Collected data entries —
----------

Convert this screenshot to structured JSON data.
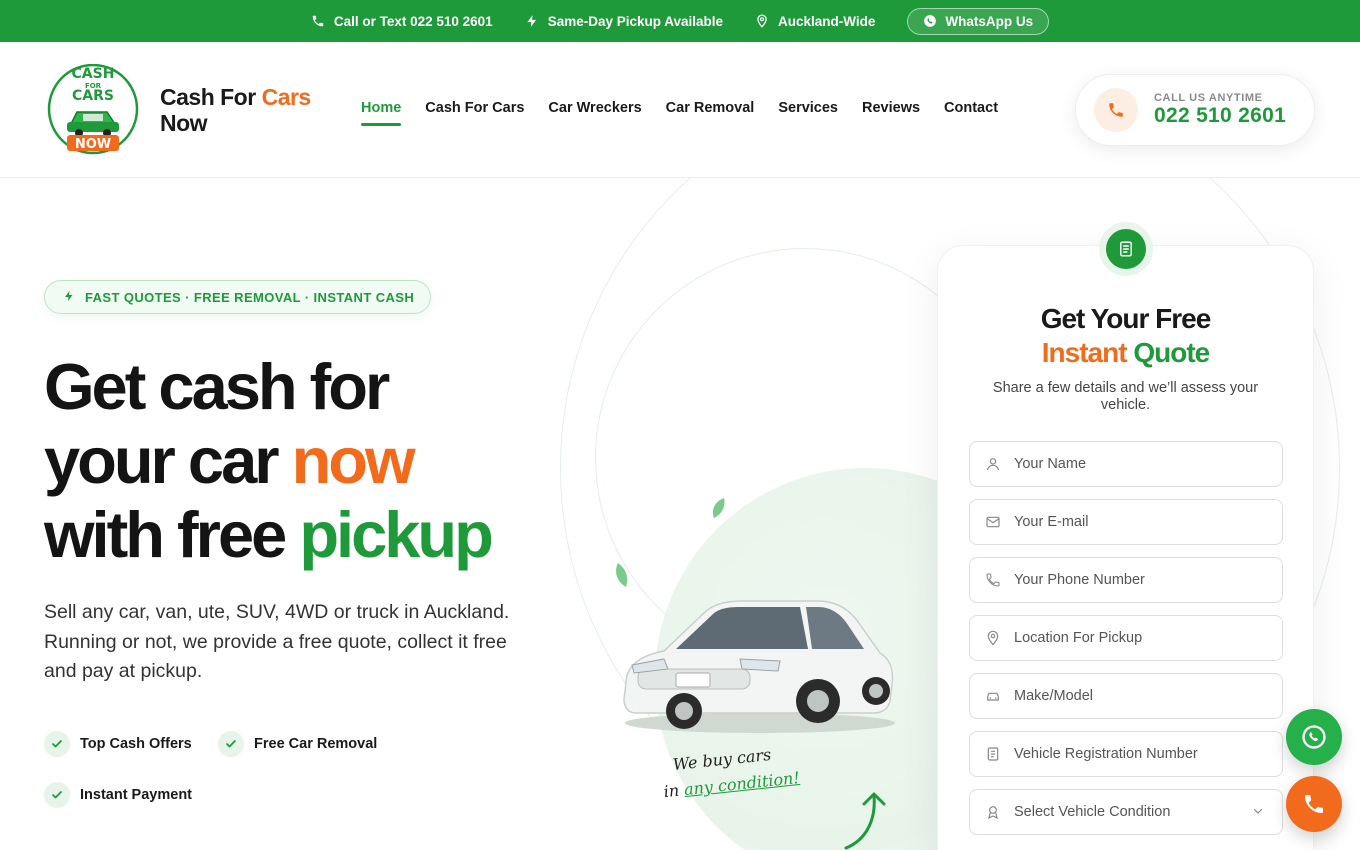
{
  "topbar": {
    "call": "Call or Text 022 510 2601",
    "pickup": "Same-Day Pickup Available",
    "area": "Auckland-Wide",
    "whatsapp": "WhatsApp Us"
  },
  "logo": {
    "line1": "CASH",
    "line2": "FOR",
    "line3": "CARS",
    "line4": "NOW"
  },
  "brand": {
    "part1": "Cash For",
    "part2": "Cars",
    "part3": "Now"
  },
  "nav": {
    "items": [
      "Home",
      "Cash For Cars",
      "Car Wreckers",
      "Car Removal",
      "Services",
      "Reviews",
      "Contact"
    ],
    "active": "Home"
  },
  "call_card": {
    "label": "CALL US ANYTIME",
    "number": "022 510 2601"
  },
  "hero": {
    "pill": "FAST QUOTES · FREE REMOVAL · INSTANT CASH",
    "headline_line1": "Get cash for",
    "headline_line2a": "your car",
    "headline_line2b": "now",
    "headline_line3a": "with free",
    "headline_line3b": "pickup",
    "subtext": "Sell any car, van, ute, SUV, 4WD or truck in Auckland. Running or not, we provide a free quote, collect it free and pay at pickup.",
    "features": [
      "Top Cash Offers",
      "Free Car Removal",
      "Instant Payment"
    ],
    "tagline1": "We buy cars",
    "tagline2a": "in",
    "tagline2b": "any condition!"
  },
  "quote": {
    "title_line1": "Get Your Free",
    "title_instant": "Instant",
    "title_quote": "Quote",
    "description": "Share a few details and we’ll assess your vehicle.",
    "fields": [
      {
        "placeholder": "Your Name",
        "icon": "user-icon"
      },
      {
        "placeholder": "Your E-mail",
        "icon": "mail-icon"
      },
      {
        "placeholder": "Your Phone Number",
        "icon": "phone-icon"
      },
      {
        "placeholder": "Location For Pickup",
        "icon": "location-icon"
      },
      {
        "placeholder": "Make/Model",
        "icon": "car-icon"
      },
      {
        "placeholder": "Vehicle Registration Number",
        "icon": "document-icon"
      },
      {
        "placeholder": "Select Vehicle Condition",
        "icon": "condition-icon"
      }
    ]
  },
  "colors": {
    "green": "#1f9a3a",
    "orange": "#f26b1d",
    "whatsapp_green": "#25b04a"
  }
}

----------

Written request — In the listing above, find each line with the word "icon" and copy it.

Output for this task —
        "icon": "user-icon"
        "icon": "mail-icon"
        "icon": "phone-icon"
        "icon": "location-icon"
        "icon": "car-icon"
        "icon": "document-icon"
        "icon": "condition-icon"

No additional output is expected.